═════ AVAILABLE RECORDS
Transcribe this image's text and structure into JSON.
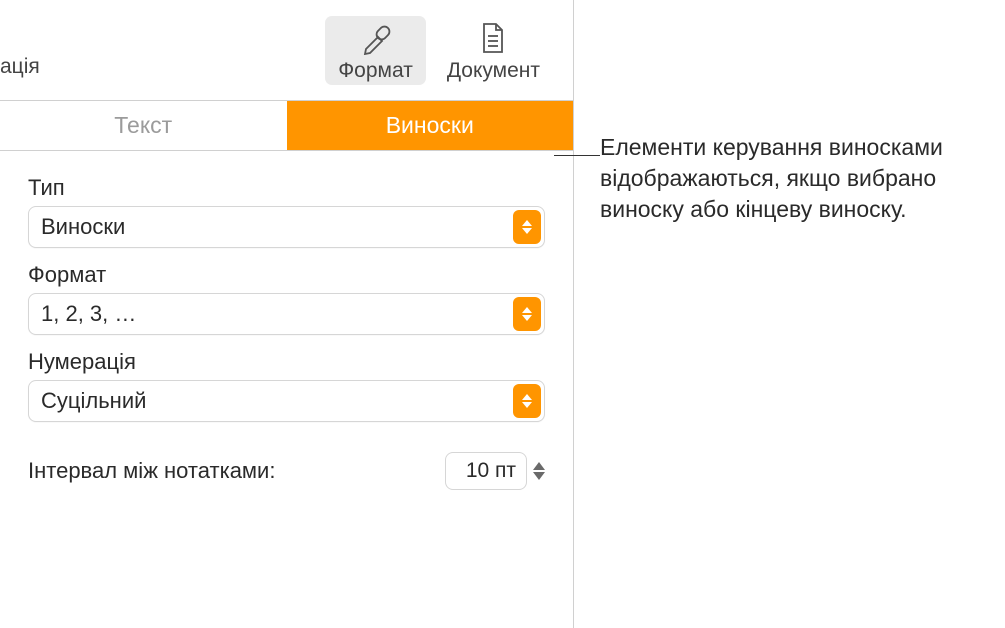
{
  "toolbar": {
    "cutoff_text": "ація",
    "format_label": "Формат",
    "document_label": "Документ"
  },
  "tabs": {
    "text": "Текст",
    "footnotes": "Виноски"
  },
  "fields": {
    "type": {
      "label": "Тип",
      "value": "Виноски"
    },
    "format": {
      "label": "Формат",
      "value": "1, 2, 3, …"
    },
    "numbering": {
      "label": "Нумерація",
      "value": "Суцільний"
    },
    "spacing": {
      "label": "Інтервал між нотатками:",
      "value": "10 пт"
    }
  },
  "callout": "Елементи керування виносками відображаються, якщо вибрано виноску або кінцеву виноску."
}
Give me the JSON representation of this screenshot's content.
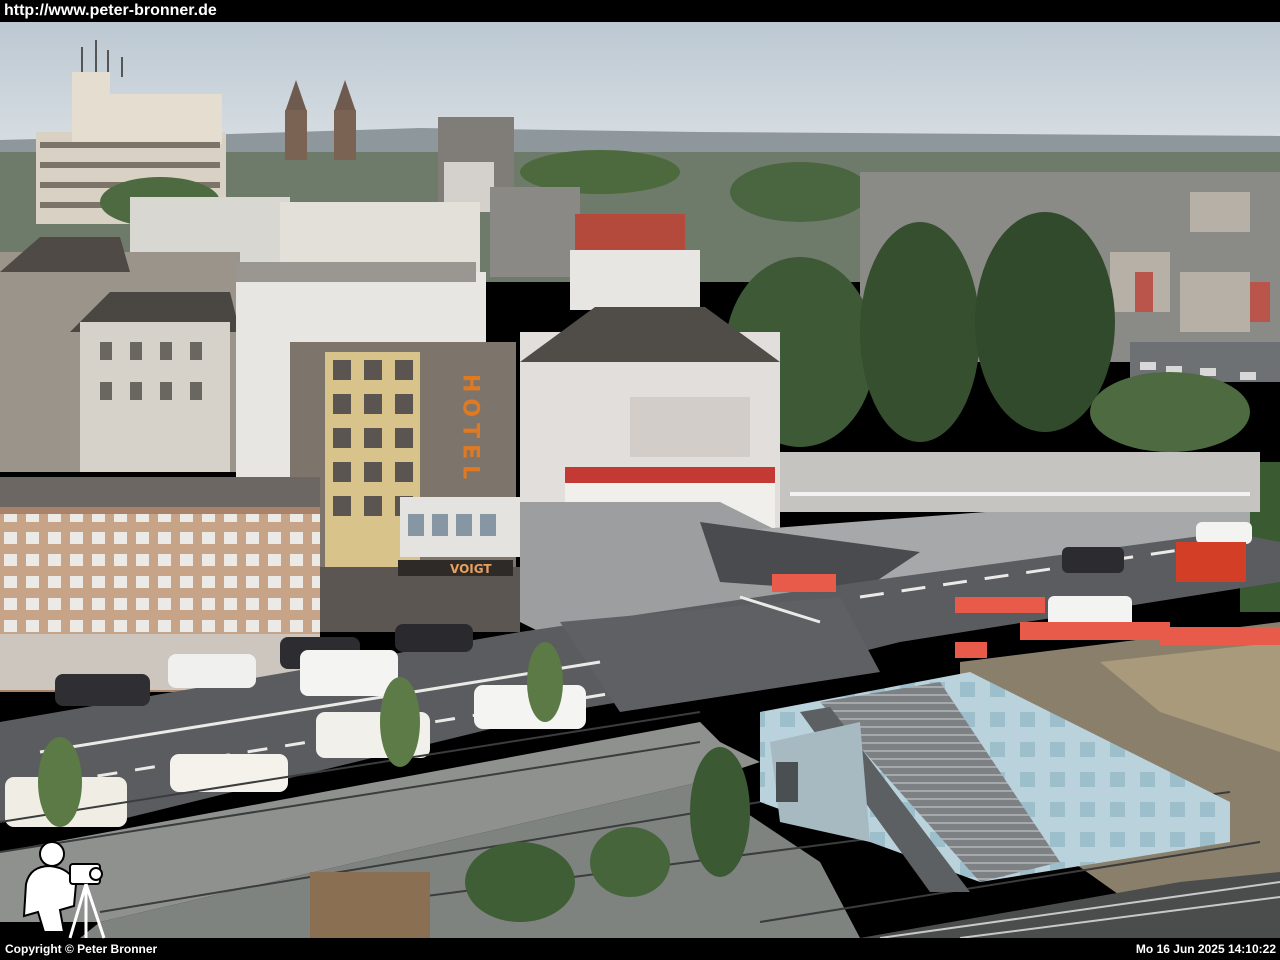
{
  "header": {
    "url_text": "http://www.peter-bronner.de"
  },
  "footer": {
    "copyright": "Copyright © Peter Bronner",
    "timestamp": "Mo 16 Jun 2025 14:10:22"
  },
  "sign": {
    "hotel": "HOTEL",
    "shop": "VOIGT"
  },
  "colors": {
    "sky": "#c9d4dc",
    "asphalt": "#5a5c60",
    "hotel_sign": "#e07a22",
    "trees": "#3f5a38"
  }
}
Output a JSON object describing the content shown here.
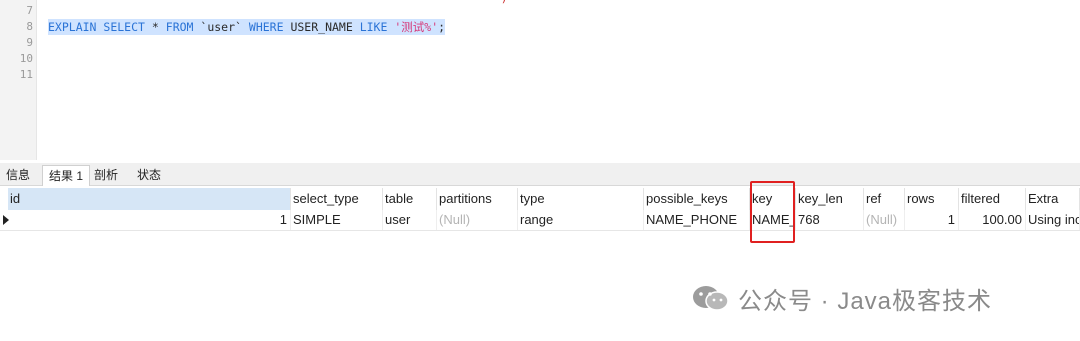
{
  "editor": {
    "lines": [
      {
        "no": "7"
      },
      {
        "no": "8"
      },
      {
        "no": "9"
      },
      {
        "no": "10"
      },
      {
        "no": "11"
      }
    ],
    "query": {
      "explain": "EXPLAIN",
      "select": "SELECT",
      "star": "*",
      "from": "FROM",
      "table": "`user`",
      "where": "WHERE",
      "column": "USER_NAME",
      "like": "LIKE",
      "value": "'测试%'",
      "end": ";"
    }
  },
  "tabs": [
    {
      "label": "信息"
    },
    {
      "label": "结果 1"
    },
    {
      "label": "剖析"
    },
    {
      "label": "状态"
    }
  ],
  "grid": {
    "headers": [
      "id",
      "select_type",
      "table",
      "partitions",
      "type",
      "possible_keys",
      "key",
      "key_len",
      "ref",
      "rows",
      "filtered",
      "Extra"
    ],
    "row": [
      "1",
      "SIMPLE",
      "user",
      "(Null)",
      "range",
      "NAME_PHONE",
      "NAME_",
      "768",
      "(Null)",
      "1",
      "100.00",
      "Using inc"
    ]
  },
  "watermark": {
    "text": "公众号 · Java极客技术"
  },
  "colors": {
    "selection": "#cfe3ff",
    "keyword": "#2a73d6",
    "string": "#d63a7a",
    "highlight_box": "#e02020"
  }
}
══════════
## DESCRIPTION OF THE TASK
Write out all the entries word for word, but skip any images.

## WRITTEN RESPONSE
Transcribe this image's text and structure into JSON.
{
  "toolbar": {
    "cutoff_text": "ація",
    "format_label": "Формат",
    "document_label": "Документ"
  },
  "tabs": {
    "text": "Текст",
    "footnotes": "Виноски"
  },
  "fields": {
    "type": {
      "label": "Тип",
      "value": "Виноски"
    },
    "format": {
      "label": "Формат",
      "value": "1, 2, 3, …"
    },
    "numbering": {
      "label": "Нумерація",
      "value": "Суцільний"
    },
    "spacing": {
      "label": "Інтервал між нотатками:",
      "value": "10 пт"
    }
  },
  "callout": "Елементи керування виносками відображаються, якщо вибрано виноску або кінцеву виноску."
}
Give me the JSON representation of this screenshot's content.
{
  "header": {
    "url_text": "http://www.peter-bronner.de"
  },
  "footer": {
    "copyright": "Copyright © Peter Bronner",
    "timestamp": "Mo 16 Jun 2025 14:10:22"
  },
  "sign": {
    "hotel": "HOTEL",
    "shop": "VOIGT"
  },
  "colors": {
    "sky": "#c9d4dc",
    "asphalt": "#5a5c60",
    "hotel_sign": "#e07a22",
    "trees": "#3f5a38"
  }
}
Output a JSON object describing the content shown here.
{
  "editor": {
    "lines": [
      {
        "no": "7"
      },
      {
        "no": "8"
      },
      {
        "no": "9"
      },
      {
        "no": "10"
      },
      {
        "no": "11"
      }
    ],
    "query": {
      "explain": "EXPLAIN",
      "select": "SELECT",
      "star": "*",
      "from": "FROM",
      "table": "`user`",
      "where": "WHERE",
      "column": "USER_NAME",
      "like": "LIKE",
      "value": "'测试%'",
      "end": ";"
    }
  },
  "tabs": [
    {
      "label": "信息"
    },
    {
      "label": "结果 1"
    },
    {
      "label": "剖析"
    },
    {
      "label": "状态"
    }
  ],
  "grid": {
    "headers": [
      "id",
      "select_type",
      "table",
      "partitions",
      "type",
      "possible_keys",
      "key",
      "key_len",
      "ref",
      "rows",
      "filtered",
      "Extra"
    ],
    "row": [
      "1",
      "SIMPLE",
      "user",
      "(Null)",
      "range",
      "NAME_PHONE",
      "NAME_",
      "768",
      "(Null)",
      "1",
      "100.00",
      "Using inc"
    ]
  },
  "watermark": {
    "text": "公众号 · Java极客技术"
  },
  "colors": {
    "selection": "#cfe3ff",
    "keyword": "#2a73d6",
    "string": "#d63a7a",
    "highlight_box": "#e02020"
  }
}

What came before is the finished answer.